The problem
Check every line of the data below for the string "photo", and copy the ones that hold it.

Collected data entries
---------------
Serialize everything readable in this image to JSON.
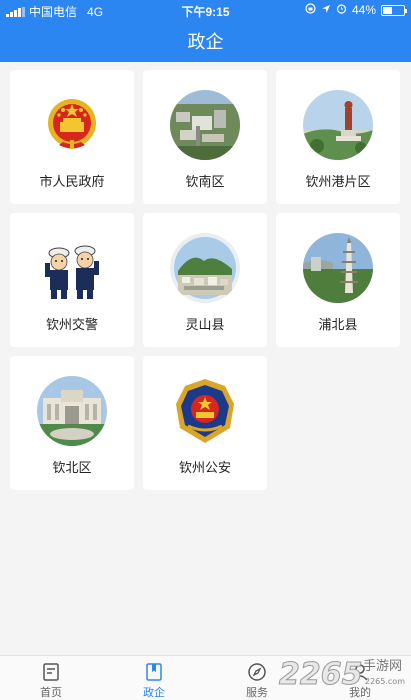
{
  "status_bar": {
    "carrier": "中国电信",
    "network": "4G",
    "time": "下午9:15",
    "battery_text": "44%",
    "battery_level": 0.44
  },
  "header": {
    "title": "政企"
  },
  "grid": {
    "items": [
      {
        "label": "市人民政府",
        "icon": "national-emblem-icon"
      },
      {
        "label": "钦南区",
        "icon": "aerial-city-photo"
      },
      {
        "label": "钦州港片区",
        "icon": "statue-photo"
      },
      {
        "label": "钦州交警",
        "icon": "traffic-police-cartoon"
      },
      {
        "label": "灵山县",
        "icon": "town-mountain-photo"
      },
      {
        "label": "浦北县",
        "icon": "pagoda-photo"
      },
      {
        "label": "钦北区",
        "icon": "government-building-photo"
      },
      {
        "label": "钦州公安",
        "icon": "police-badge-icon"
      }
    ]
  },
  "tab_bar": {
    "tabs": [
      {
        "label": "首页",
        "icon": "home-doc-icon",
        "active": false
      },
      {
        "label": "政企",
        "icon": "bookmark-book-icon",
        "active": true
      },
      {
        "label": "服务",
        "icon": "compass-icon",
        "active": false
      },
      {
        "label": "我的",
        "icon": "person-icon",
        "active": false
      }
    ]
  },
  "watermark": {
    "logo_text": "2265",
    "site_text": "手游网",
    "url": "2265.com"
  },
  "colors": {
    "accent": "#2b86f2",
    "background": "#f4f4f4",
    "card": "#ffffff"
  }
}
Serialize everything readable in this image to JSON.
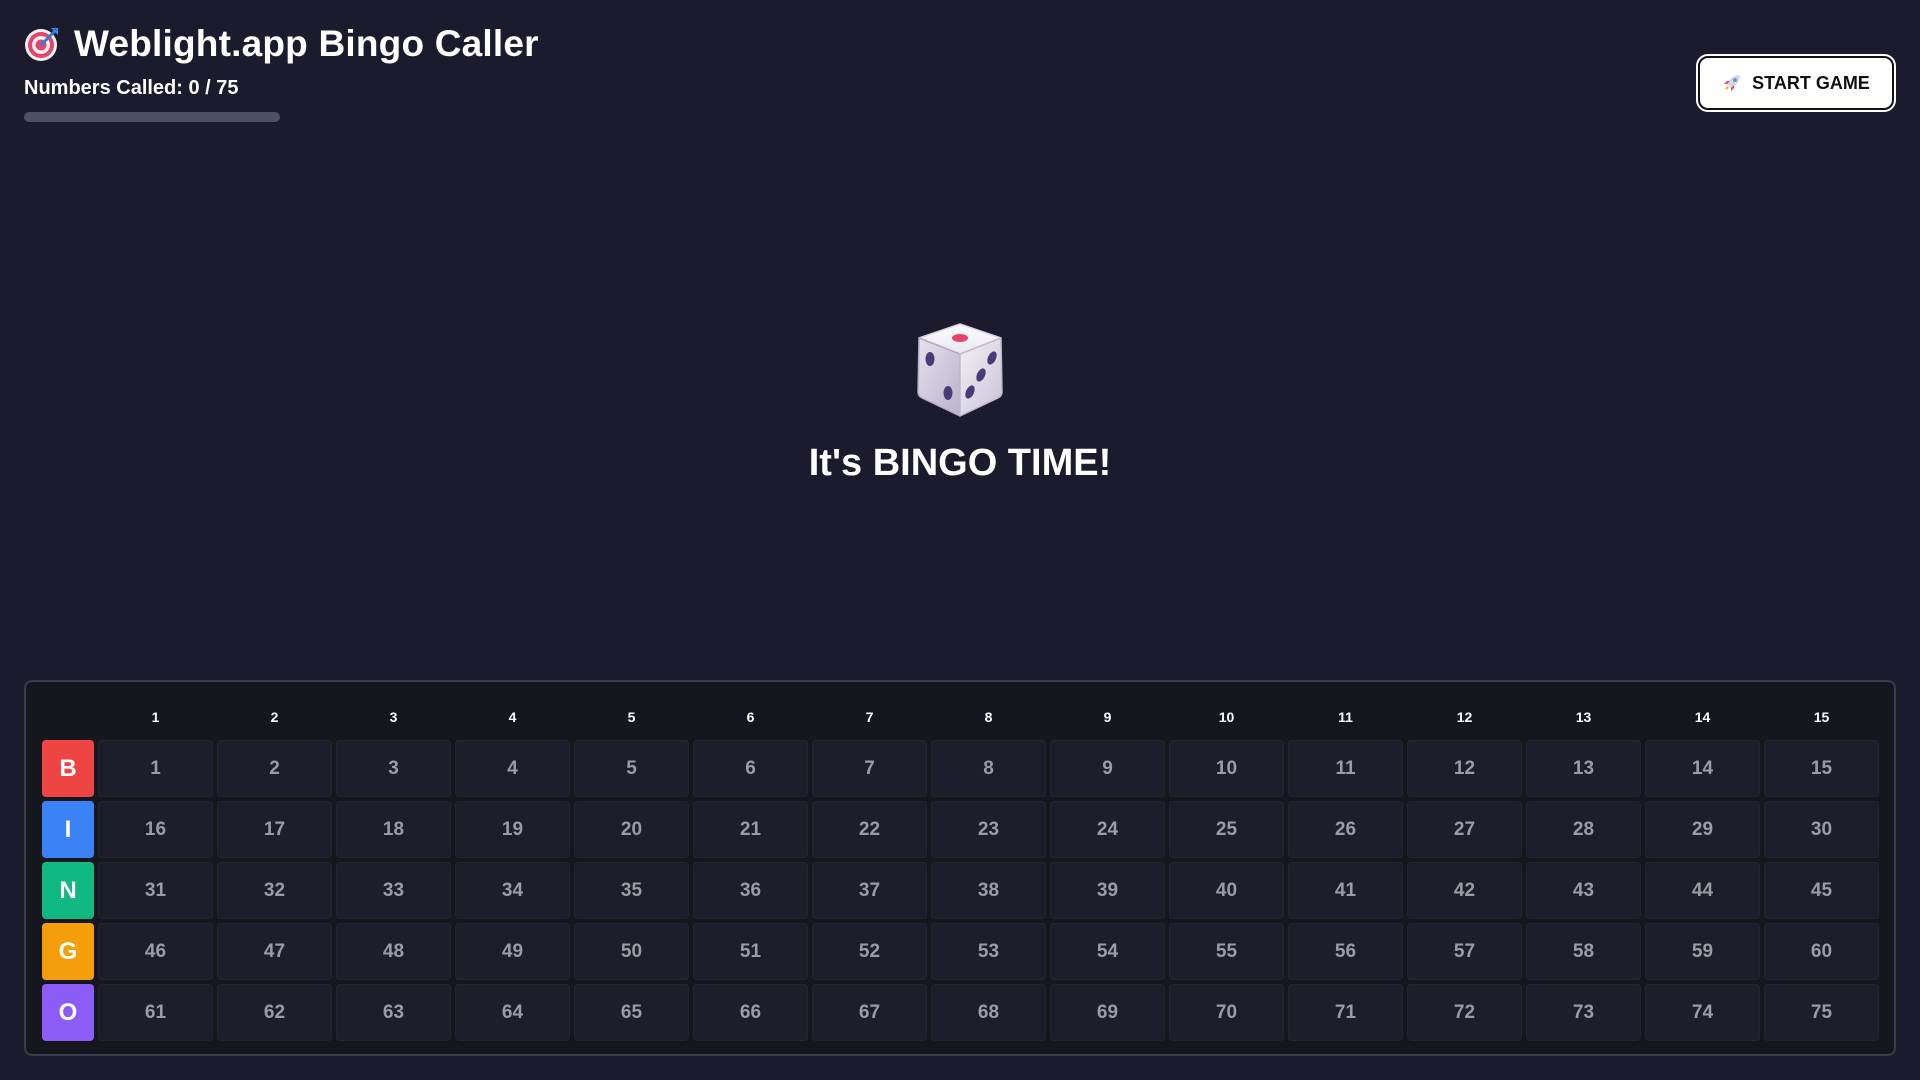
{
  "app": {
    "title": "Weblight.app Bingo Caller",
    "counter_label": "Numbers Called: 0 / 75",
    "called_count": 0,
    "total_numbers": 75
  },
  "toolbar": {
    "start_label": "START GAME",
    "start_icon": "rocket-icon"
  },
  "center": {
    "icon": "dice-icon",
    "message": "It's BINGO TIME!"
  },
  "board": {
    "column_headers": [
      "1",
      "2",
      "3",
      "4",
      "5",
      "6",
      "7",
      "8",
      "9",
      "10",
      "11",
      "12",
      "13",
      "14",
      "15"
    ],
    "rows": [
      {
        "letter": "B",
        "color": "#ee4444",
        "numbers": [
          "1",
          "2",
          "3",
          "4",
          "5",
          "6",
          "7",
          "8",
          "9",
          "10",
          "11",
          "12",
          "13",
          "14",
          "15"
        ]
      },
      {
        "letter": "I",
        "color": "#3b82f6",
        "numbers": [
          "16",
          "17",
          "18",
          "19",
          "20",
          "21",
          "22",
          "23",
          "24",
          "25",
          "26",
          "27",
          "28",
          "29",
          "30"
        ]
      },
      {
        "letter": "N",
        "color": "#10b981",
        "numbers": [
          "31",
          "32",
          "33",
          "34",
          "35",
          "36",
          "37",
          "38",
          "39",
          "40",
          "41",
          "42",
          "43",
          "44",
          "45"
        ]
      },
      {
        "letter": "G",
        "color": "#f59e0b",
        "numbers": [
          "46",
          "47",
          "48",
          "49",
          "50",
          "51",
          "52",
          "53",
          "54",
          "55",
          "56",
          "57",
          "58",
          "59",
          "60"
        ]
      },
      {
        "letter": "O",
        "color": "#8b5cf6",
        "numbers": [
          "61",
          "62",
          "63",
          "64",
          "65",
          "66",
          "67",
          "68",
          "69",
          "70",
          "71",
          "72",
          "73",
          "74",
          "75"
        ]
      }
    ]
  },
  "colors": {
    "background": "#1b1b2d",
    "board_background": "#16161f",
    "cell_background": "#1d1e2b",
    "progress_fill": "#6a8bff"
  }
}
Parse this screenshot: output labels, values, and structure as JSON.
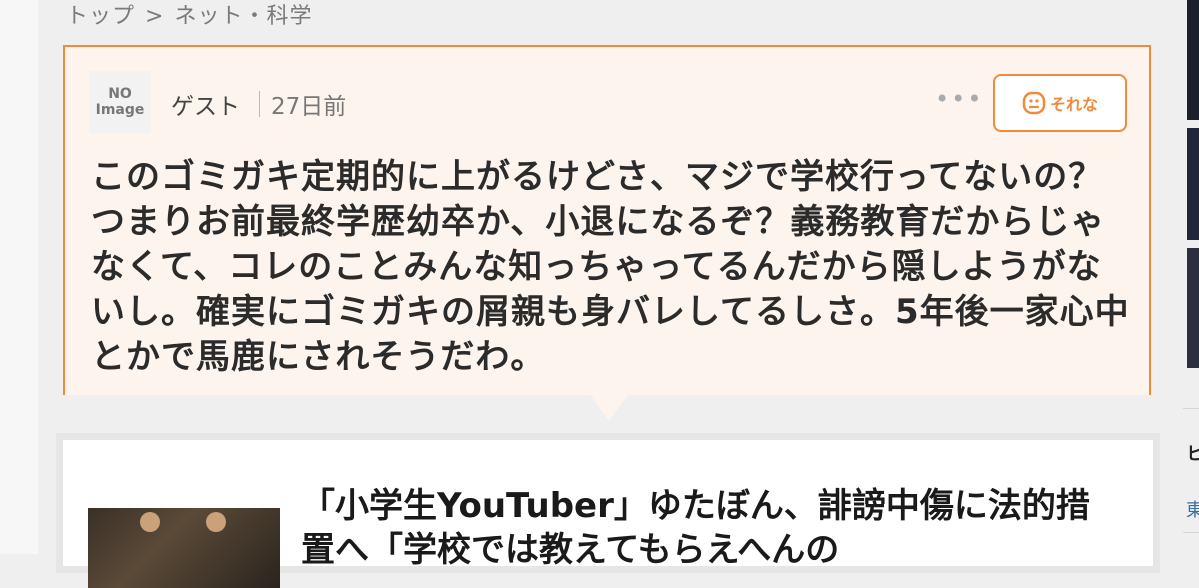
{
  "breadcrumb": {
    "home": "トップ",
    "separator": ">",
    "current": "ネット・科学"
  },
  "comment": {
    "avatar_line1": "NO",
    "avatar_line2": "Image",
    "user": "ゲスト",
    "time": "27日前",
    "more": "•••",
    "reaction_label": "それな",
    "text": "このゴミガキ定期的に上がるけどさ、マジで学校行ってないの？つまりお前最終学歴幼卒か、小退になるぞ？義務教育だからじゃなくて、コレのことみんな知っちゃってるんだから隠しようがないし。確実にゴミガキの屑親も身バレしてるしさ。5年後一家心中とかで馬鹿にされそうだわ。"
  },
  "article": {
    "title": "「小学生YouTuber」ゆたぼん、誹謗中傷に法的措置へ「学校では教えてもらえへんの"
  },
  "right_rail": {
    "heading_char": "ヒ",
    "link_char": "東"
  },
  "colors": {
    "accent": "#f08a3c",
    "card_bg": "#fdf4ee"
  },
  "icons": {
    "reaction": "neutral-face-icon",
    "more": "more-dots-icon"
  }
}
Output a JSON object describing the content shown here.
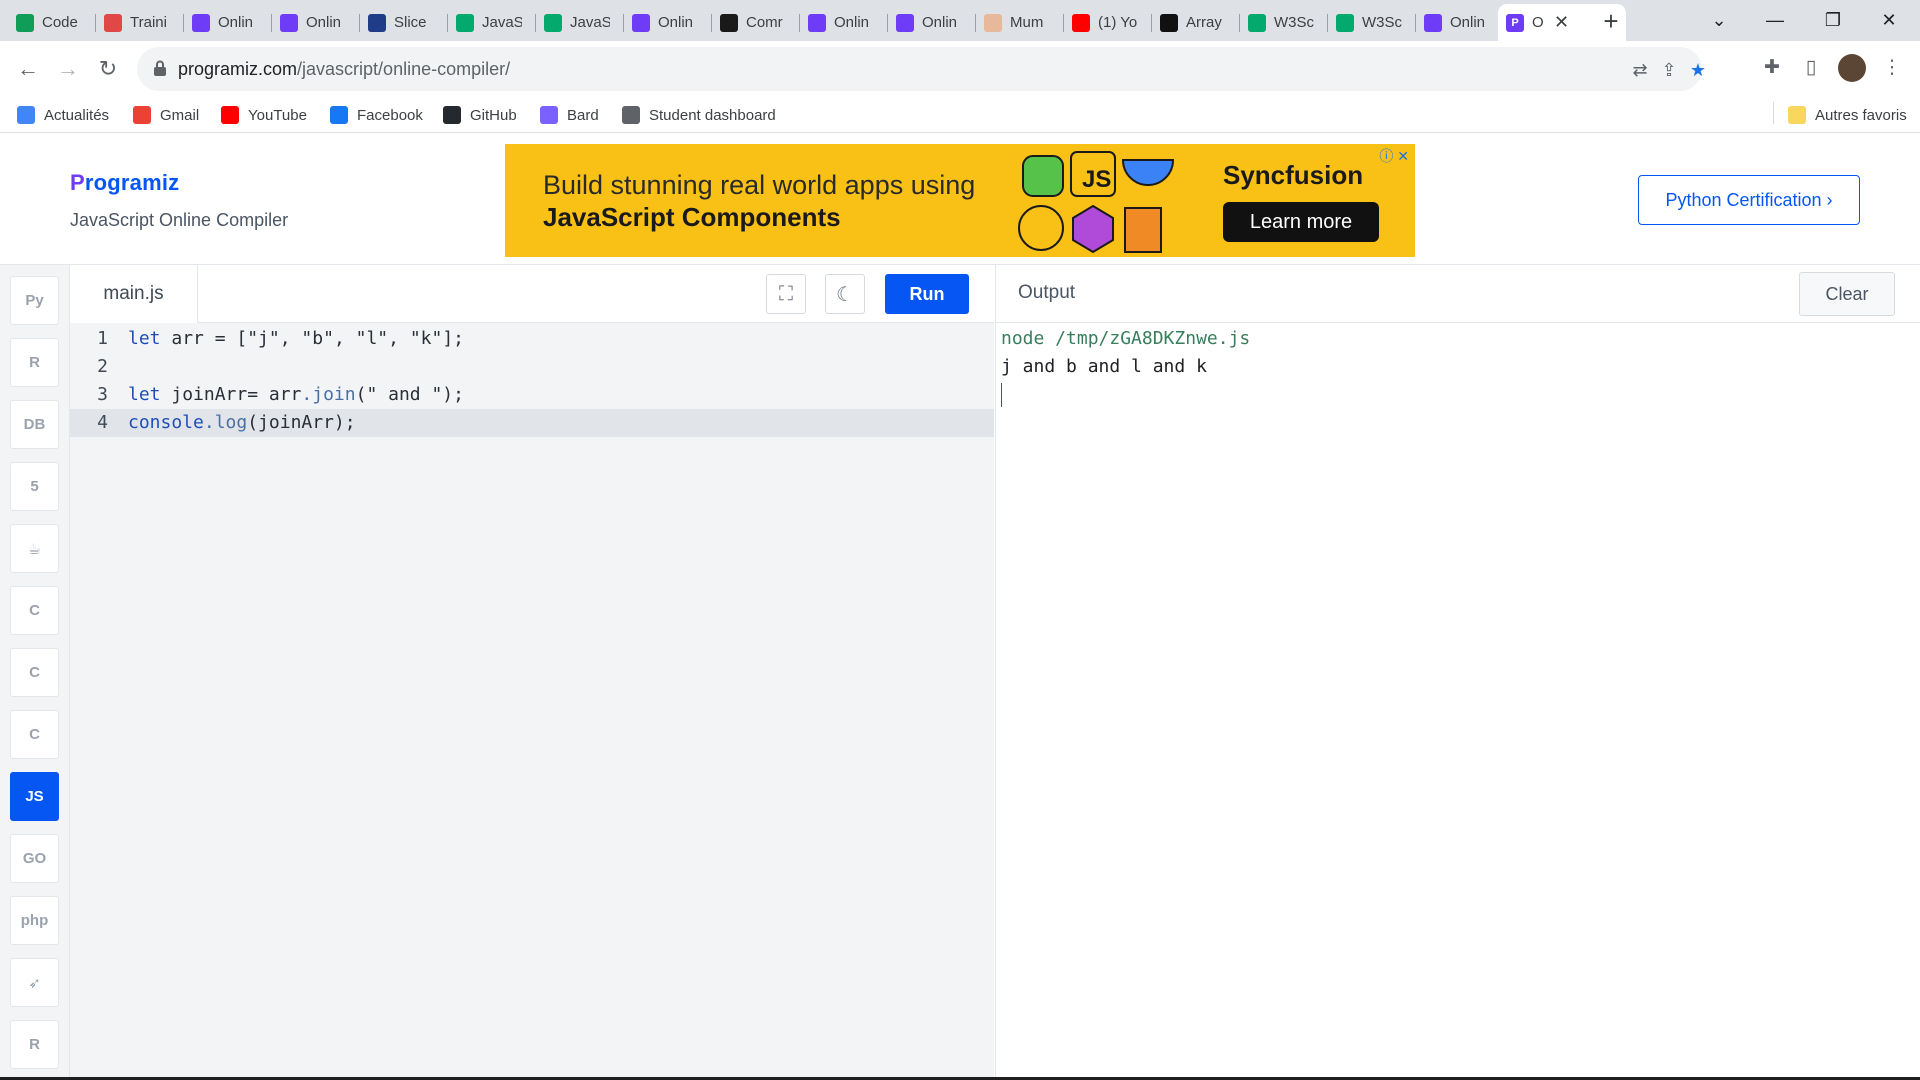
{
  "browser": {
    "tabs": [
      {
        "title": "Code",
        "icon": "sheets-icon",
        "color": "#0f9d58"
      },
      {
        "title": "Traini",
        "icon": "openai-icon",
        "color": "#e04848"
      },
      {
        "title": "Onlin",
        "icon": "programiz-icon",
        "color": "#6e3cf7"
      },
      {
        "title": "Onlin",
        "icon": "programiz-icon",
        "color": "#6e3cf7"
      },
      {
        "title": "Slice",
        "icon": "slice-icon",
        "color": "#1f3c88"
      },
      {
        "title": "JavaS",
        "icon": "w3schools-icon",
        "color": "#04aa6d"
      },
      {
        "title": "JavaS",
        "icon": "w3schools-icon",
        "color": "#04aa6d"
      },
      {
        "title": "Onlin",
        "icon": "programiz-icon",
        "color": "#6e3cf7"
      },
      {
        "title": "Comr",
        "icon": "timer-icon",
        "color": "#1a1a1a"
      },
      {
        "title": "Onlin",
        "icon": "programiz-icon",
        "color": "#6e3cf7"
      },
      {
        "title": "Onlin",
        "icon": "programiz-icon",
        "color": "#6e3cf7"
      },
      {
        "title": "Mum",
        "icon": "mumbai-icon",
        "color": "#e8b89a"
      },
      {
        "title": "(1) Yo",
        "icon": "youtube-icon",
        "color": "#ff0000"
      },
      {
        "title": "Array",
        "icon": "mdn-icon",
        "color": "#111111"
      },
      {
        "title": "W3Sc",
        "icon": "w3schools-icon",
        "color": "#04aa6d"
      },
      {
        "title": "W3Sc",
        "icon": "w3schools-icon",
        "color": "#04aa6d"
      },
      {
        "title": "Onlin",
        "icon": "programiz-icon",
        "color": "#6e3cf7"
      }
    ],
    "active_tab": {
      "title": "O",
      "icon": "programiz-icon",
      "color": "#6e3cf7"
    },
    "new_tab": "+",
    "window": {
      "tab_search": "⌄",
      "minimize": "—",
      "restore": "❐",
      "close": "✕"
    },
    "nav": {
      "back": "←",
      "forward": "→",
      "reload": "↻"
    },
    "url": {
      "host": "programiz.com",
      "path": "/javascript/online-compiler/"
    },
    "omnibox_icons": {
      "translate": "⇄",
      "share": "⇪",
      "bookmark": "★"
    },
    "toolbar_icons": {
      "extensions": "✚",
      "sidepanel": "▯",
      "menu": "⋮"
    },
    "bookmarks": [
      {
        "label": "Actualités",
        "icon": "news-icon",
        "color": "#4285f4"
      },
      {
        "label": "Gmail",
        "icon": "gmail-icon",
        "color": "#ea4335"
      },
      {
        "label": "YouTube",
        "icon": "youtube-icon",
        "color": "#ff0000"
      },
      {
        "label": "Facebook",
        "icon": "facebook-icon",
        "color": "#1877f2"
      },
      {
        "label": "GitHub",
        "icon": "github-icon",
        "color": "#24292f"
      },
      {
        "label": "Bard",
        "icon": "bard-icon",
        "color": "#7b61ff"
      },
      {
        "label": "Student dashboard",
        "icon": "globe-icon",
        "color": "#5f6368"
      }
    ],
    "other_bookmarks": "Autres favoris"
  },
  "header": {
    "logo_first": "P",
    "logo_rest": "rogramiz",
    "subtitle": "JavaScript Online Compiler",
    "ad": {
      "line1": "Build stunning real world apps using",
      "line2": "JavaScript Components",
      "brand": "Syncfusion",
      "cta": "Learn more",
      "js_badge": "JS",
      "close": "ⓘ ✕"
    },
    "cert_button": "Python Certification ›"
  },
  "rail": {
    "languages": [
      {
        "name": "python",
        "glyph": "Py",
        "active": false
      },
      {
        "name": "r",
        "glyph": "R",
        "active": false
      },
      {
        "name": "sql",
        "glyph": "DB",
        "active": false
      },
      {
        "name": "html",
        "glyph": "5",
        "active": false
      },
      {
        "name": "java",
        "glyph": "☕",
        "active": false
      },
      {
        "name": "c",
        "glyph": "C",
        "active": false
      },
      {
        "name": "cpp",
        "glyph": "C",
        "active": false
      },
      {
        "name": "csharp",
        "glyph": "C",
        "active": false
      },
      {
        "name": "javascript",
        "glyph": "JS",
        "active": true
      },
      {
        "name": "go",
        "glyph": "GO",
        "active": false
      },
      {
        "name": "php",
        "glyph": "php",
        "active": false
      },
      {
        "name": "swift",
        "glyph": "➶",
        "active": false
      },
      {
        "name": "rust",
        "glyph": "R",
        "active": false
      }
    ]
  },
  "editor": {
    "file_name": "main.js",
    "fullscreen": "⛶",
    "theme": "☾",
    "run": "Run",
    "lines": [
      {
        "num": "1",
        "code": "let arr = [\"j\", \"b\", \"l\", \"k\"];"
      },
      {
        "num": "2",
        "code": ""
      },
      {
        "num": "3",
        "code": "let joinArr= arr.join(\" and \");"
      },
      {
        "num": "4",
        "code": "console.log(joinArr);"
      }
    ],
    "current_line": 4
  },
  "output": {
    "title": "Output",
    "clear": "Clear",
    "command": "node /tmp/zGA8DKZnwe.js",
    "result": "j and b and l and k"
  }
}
---------------
Written response
        "icon": "aerial-city-photo"
        "icon": "statue-photo"
        "icon": "town-mountain-photo"
        "icon": "pagoda-photo"
        "icon": "government-building-photo"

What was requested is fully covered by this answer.